What to do ▸ Write out, word for word, everything from the start of the entries down to the line that contains "svg-text:2.0 kW: 2.0 kW: [9, 400, 44, 412]", including that line.

[Data lines]
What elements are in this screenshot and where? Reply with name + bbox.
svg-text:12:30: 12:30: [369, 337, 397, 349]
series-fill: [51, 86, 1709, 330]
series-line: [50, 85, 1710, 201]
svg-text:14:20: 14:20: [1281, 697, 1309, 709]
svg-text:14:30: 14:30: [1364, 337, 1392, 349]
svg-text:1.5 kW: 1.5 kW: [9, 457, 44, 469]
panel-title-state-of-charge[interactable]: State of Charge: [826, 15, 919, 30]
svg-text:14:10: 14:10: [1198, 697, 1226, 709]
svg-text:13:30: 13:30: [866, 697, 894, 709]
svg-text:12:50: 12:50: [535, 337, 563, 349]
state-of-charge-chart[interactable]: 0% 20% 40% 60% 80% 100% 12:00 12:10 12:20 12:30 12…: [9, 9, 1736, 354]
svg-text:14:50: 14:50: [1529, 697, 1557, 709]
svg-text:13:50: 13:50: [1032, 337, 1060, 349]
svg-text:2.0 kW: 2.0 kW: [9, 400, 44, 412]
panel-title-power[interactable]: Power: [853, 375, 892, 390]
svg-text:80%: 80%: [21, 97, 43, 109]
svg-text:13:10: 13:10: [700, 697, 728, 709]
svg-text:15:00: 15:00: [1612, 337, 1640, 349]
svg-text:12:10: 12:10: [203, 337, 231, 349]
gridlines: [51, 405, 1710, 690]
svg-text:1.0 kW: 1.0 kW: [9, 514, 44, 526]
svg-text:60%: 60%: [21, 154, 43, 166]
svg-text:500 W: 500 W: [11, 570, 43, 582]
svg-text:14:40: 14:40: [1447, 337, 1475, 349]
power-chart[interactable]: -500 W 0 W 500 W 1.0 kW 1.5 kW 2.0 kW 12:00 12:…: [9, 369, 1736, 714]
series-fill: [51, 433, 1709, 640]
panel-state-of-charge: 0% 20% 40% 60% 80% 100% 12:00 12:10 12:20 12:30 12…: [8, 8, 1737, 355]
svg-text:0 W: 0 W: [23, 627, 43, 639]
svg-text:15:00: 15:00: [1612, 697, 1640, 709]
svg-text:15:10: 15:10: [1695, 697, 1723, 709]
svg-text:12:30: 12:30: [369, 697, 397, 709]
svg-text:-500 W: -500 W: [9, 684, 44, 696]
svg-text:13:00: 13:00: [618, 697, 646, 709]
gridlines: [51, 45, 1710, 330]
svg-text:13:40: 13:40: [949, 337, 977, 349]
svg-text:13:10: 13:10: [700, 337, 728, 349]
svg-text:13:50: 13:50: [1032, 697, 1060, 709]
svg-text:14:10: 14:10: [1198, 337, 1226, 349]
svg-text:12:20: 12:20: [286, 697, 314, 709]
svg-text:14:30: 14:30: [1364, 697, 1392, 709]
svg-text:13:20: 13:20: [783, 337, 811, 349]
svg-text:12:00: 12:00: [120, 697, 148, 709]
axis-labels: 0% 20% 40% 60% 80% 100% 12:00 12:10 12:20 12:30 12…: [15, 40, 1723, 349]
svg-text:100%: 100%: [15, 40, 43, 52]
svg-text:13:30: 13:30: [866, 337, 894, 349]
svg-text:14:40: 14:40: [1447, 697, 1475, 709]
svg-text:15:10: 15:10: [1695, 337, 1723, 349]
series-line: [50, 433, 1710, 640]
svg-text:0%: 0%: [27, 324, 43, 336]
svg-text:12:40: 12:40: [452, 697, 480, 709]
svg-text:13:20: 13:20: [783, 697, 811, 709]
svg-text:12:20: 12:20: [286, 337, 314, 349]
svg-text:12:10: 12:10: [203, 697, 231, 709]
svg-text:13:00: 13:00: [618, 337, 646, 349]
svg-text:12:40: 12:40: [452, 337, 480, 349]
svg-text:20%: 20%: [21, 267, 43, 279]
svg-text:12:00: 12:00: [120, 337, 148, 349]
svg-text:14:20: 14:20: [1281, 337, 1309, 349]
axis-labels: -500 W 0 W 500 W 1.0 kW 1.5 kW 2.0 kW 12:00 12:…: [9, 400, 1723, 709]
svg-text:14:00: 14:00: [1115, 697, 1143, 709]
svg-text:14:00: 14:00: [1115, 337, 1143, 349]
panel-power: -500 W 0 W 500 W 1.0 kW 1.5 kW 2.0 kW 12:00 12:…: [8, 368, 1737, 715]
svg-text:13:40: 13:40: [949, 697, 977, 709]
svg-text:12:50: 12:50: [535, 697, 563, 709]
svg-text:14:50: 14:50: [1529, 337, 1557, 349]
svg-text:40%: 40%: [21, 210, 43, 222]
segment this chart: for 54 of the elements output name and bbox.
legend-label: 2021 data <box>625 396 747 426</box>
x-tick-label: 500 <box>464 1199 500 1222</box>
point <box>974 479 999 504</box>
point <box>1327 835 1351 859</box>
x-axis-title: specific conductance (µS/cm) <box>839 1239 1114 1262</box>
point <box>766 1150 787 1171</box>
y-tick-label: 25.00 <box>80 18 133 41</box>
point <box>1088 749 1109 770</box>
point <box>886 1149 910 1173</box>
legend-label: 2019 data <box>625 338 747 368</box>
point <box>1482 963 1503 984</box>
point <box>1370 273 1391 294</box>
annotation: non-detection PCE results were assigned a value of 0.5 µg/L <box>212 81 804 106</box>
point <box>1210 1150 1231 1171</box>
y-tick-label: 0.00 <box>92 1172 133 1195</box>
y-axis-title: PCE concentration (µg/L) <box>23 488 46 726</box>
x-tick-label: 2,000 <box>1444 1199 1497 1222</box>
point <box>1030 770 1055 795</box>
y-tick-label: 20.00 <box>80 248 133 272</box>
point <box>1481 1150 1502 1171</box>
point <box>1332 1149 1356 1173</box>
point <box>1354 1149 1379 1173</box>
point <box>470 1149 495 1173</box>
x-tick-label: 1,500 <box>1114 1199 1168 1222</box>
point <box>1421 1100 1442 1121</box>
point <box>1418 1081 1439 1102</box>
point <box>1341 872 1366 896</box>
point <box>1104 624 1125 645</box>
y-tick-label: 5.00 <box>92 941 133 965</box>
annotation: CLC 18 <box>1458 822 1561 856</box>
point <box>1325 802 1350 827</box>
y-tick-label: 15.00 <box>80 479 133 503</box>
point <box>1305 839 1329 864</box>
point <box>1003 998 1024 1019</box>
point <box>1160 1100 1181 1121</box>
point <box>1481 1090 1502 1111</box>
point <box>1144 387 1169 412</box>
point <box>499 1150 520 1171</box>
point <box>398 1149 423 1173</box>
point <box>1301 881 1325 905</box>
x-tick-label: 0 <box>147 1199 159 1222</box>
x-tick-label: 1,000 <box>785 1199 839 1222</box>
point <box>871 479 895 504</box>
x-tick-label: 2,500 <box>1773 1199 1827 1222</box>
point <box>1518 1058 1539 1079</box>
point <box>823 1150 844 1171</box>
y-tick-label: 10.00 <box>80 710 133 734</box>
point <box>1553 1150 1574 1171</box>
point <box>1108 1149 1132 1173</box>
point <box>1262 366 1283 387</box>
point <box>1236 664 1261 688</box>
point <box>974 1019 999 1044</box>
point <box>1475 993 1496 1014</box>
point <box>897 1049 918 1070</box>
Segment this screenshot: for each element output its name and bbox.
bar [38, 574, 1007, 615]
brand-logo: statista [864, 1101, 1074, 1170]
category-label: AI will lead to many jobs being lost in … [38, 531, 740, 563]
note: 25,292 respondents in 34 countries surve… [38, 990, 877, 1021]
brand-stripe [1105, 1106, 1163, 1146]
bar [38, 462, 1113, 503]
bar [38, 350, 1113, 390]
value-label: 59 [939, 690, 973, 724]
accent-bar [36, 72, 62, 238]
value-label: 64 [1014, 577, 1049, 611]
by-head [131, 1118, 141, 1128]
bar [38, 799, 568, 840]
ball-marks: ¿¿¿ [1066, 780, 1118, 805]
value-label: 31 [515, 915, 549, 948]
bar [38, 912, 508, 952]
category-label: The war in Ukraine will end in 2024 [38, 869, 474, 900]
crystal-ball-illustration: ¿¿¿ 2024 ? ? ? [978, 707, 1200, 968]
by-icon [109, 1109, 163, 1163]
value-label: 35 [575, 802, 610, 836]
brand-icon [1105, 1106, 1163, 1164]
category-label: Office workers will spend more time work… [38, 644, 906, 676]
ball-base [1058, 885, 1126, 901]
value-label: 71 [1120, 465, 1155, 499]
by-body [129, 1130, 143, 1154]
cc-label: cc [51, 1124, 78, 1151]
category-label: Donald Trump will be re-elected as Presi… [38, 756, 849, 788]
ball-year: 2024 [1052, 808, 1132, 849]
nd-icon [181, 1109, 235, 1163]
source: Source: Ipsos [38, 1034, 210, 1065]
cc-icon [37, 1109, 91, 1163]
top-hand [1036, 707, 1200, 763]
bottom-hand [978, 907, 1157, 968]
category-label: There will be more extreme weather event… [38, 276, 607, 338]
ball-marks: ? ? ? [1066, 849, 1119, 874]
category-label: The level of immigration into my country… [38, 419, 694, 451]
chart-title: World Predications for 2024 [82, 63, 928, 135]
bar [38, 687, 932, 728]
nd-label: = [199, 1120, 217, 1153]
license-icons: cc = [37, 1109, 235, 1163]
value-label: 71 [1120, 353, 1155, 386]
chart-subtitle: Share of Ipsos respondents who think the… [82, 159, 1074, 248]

Correct output ▸
What elements are in this screenshot and where? Reply with name + bbox.
svg-text:12:30: 12:30: [369, 337, 397, 349]
series-fill: [51, 86, 1709, 330]
series-line: [50, 85, 1710, 201]
svg-text:14:20: 14:20: [1281, 697, 1309, 709]
svg-text:14:30: 14:30: [1364, 337, 1392, 349]
svg-text:1.5 kW: 1.5 kW: [9, 457, 44, 469]
panel-title-state-of-charge[interactable]: State of Charge: [826, 15, 919, 30]
svg-text:14:10: 14:10: [1198, 697, 1226, 709]
svg-text:13:30: 13:30: [866, 697, 894, 709]
svg-text:12:50: 12:50: [535, 337, 563, 349]
state-of-charge-chart[interactable]: 0% 20% 40% 60% 80% 100% 12:00 12:10 12:20 12:30 12…: [9, 9, 1736, 354]
svg-text:14:50: 14:50: [1529, 697, 1557, 709]
svg-text:13:50: 13:50: [1032, 337, 1060, 349]
svg-text:2.0 kW: 2.0 kW: [9, 400, 44, 412]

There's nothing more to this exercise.